Beneath this task is a listing; retype all of it exactly.

Stored records:

begin

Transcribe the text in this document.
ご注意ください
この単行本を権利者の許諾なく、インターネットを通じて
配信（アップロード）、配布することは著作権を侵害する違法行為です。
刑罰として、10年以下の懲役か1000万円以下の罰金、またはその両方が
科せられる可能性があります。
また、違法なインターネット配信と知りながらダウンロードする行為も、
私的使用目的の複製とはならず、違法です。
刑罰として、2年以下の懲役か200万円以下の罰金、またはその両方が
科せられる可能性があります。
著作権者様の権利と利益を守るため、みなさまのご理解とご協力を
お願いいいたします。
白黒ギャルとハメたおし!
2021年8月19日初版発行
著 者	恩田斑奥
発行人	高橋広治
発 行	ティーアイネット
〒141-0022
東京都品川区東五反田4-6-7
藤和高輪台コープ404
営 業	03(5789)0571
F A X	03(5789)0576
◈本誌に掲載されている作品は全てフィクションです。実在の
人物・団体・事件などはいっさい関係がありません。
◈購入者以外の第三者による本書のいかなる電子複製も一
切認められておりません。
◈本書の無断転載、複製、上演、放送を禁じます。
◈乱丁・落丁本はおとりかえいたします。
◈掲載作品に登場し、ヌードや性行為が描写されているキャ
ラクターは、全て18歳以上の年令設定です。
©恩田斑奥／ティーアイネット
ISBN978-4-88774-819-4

end

*SOLVED EXERCISE*.
Transcribe the text in this document.
ご注意ください
この単行本を権利者の許諾なく、インターネットを通じて
配信（アップロード）、配布することは著作権を侵害する違法行為です。
刑罰として、10年以下の懲役か1000万円以下の罰金、またはその両方が
科せられる可能性があります。
また、違法なインターネット配信と知りながらダウンロードする行為も、
私的使用目的の複製とはならず、違法です。
刑罰として、2年以下の懲役か200万円以下の罰金、またはその両方が
科せられる可能性があります。
著作権者様の権利と利益を守るため、みなさまのご理解とご協力を
お願いいいたします。
白黒ギャルとハメたおし!
2021年8月19日初版発行
著 者	恩田斑奥
発行人	高橋広治
発 行	ティーアイネット
〒141-0022
東京都品川区東五反田4-6-7
藤和高輪台コープ404
営 業	03(5789)0571
F A X	03(5789)0576
◈本誌に掲載されている作品は全てフィクションです。実在の
人物・団体・事件などはいっさい関係がありません。
◈購入者以外の第三者による本書のいかなる電子複製も一
切認められておりません。
◈本書の無断転載、複製、上演、放送を禁じます。
◈乱丁・落丁本はおとりかえいたします。
◈掲載作品に登場し、ヌードや性行為が描写されているキャ
ラクターは、全て18歳以上の年令設定です。
©恩田斑奥／ティーアイネット
ISBN978-4-88774-819-4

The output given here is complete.